BEGIN Given records
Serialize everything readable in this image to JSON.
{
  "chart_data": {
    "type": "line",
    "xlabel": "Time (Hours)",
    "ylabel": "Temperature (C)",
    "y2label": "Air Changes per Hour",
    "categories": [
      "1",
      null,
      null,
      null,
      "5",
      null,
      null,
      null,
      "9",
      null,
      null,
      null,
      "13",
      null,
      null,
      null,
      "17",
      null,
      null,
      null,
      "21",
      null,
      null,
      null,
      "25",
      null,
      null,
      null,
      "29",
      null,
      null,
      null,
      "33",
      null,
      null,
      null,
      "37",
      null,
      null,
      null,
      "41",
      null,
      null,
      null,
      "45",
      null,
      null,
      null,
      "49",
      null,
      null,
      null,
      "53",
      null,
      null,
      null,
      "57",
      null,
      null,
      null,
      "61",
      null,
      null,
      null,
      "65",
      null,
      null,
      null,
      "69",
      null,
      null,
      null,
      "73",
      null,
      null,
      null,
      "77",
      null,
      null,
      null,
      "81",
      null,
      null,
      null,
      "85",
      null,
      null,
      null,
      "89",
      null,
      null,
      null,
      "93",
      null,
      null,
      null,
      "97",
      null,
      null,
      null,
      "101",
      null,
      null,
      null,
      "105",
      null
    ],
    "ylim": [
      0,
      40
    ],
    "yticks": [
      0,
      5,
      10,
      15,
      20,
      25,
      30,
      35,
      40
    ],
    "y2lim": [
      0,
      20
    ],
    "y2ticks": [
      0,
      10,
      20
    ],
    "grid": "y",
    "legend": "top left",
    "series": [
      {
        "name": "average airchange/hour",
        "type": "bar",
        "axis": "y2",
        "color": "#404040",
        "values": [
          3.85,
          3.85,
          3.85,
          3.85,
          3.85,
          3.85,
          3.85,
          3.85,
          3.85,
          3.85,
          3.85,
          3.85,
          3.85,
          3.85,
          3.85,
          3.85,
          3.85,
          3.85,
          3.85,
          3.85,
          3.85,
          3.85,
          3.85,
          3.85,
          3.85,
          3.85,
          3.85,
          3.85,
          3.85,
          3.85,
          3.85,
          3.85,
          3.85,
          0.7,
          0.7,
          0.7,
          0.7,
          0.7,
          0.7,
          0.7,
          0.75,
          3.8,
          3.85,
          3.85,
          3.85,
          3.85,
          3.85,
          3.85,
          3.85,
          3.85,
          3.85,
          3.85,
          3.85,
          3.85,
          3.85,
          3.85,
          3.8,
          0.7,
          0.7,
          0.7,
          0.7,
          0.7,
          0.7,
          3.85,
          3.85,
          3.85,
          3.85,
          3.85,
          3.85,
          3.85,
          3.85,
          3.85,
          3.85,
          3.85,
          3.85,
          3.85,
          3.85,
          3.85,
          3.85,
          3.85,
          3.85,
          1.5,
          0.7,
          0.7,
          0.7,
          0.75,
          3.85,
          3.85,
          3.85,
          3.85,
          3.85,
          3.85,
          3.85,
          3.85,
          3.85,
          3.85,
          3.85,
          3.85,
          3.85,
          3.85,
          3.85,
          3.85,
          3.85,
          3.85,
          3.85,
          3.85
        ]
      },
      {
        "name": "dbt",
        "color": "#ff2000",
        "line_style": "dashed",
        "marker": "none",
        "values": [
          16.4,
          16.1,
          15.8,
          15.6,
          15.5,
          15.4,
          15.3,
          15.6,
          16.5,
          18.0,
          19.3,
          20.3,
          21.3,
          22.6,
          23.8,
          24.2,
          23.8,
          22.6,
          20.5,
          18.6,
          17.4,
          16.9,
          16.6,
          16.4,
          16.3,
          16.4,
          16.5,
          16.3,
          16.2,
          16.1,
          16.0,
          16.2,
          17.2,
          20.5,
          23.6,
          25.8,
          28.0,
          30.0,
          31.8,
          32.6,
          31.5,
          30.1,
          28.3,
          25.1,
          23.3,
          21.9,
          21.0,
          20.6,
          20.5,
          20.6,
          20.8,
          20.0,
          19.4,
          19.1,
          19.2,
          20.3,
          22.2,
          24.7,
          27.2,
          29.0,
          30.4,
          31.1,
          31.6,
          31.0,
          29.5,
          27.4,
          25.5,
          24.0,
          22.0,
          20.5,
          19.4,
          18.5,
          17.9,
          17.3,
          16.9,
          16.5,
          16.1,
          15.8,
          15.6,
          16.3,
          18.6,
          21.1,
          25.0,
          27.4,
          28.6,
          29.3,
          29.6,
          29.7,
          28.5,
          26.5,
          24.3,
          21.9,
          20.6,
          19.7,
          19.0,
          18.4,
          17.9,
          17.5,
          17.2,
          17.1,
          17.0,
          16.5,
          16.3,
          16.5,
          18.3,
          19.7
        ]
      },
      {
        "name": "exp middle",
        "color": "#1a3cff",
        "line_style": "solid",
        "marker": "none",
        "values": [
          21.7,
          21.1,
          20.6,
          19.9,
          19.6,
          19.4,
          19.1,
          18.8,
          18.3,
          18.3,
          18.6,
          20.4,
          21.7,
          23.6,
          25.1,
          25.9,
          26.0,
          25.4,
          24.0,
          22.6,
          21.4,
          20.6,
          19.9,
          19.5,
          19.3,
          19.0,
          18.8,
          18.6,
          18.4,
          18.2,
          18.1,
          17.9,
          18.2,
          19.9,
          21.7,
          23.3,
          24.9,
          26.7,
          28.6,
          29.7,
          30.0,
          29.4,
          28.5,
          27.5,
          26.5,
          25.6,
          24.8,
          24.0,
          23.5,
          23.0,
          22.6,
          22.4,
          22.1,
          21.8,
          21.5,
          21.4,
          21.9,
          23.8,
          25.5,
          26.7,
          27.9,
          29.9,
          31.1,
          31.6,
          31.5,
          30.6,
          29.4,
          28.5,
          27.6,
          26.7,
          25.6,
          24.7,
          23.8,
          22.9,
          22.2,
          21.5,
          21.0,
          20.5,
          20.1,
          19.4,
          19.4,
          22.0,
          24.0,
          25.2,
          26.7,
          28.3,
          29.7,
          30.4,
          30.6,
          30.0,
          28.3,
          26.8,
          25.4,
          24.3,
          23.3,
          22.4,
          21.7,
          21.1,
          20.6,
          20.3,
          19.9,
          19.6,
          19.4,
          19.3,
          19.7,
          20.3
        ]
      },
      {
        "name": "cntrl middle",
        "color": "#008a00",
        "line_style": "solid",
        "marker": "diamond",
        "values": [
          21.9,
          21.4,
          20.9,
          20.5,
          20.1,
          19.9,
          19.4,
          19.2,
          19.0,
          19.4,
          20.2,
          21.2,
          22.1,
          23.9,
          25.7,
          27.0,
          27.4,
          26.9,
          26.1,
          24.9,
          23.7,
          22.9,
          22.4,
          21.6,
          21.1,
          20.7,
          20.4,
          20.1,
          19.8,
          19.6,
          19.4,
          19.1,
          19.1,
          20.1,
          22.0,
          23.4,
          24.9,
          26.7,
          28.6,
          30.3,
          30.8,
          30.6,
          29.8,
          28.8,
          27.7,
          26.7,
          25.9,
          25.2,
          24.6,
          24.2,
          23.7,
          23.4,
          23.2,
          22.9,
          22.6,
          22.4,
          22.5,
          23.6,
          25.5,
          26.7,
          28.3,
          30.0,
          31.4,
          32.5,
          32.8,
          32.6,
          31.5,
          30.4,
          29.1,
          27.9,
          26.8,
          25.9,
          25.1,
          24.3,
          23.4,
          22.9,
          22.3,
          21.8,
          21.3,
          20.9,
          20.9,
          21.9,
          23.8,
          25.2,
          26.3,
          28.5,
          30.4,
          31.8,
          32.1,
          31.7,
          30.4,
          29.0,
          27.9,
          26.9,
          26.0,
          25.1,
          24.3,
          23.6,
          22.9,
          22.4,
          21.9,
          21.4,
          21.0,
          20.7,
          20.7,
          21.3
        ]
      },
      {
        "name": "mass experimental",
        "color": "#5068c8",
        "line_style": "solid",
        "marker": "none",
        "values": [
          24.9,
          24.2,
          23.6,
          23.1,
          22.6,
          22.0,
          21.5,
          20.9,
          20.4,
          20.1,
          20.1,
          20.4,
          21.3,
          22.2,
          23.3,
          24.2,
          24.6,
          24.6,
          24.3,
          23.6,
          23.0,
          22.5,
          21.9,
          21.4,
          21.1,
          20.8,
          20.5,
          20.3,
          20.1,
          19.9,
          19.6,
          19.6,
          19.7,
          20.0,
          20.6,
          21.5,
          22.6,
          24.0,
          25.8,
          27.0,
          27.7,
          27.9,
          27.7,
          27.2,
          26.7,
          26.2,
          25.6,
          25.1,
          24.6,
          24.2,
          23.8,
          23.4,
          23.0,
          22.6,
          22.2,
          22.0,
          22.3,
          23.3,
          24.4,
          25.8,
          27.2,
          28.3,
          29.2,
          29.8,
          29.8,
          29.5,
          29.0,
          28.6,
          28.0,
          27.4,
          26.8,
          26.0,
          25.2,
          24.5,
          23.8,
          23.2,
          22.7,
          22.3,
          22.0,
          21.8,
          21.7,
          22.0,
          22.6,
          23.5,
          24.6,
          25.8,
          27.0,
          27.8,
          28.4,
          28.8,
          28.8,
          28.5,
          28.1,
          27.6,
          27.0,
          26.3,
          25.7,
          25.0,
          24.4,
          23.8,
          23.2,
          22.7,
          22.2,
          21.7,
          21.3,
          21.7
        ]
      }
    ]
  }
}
END Given records
# [Description of the task]
Filter for "color". Return all lines that hold it.

# [Finished task]
        "color": "#404040",
        "color": "#ff2000",
        "color": "#1a3cff",
        "color": "#008a00",
        "color": "#5068c8",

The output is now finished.